▶ _YOUR INSTRUCTIONS_: Determine how many lines of the data below contain "from", then give only that number.

▶ _PROVIDED RECORDS_:

********************

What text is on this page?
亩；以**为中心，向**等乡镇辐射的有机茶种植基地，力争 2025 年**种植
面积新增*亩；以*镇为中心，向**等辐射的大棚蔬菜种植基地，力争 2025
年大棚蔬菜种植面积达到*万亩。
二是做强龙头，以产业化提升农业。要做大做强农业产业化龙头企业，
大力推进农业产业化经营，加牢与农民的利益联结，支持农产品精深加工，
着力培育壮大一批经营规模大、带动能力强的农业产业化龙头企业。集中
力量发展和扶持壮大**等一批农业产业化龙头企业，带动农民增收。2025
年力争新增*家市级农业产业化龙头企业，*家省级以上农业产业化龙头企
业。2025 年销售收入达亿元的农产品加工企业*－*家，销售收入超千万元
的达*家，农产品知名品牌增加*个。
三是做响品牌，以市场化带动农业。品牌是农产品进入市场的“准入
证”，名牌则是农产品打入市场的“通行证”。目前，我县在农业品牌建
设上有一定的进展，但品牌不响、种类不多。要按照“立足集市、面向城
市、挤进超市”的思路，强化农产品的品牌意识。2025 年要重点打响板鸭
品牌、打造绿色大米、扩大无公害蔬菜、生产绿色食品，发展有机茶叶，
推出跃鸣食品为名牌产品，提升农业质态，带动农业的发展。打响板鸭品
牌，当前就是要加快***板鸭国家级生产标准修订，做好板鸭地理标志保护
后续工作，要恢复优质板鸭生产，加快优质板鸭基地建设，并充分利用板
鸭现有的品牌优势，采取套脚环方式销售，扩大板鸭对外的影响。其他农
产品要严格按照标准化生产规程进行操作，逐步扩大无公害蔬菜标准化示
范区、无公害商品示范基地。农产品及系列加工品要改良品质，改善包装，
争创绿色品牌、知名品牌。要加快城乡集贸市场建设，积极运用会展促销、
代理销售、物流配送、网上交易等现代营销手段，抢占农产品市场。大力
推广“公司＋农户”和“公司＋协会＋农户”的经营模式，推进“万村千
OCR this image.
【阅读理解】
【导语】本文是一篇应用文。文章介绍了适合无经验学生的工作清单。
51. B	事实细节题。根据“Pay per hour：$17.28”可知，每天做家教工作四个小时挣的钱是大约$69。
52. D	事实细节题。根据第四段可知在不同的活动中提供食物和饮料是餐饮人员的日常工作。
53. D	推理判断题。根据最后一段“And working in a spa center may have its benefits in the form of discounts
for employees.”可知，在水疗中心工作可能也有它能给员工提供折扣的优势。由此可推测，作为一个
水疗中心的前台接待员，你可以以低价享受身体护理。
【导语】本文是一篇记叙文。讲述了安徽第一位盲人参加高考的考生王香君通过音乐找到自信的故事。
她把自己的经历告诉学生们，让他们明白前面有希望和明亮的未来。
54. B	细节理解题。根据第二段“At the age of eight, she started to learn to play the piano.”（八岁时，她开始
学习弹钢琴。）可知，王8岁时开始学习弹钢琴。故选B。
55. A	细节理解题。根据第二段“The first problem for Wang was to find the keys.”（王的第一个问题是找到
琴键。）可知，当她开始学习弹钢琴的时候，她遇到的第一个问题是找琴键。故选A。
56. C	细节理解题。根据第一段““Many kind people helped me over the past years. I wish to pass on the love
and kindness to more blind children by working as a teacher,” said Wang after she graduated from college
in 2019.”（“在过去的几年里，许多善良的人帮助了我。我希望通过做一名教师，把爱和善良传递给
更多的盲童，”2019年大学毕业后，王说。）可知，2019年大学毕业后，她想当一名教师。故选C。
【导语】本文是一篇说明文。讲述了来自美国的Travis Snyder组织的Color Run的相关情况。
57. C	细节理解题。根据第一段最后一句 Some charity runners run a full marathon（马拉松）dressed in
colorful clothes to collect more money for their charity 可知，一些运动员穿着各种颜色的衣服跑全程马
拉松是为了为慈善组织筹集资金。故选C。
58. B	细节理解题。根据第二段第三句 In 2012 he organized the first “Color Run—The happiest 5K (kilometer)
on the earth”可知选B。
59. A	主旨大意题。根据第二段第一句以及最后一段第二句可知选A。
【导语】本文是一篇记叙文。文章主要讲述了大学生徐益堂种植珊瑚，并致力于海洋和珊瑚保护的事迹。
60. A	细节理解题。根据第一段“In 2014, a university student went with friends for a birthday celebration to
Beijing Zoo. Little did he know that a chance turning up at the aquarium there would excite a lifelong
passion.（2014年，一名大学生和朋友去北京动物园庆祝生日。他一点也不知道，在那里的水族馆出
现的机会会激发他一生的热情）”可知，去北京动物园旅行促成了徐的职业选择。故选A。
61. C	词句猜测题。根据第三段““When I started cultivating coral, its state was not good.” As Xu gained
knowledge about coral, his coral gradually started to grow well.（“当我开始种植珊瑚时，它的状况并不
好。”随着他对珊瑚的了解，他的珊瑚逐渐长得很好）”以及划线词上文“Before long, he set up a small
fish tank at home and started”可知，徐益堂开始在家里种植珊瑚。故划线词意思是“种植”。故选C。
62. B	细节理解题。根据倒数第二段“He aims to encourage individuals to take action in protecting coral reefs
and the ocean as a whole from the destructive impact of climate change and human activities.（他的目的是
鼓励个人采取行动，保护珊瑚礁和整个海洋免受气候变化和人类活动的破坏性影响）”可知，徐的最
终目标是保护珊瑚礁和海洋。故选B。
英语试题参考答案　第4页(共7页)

********************

▶ _EXERCISE SOLUTION_: 2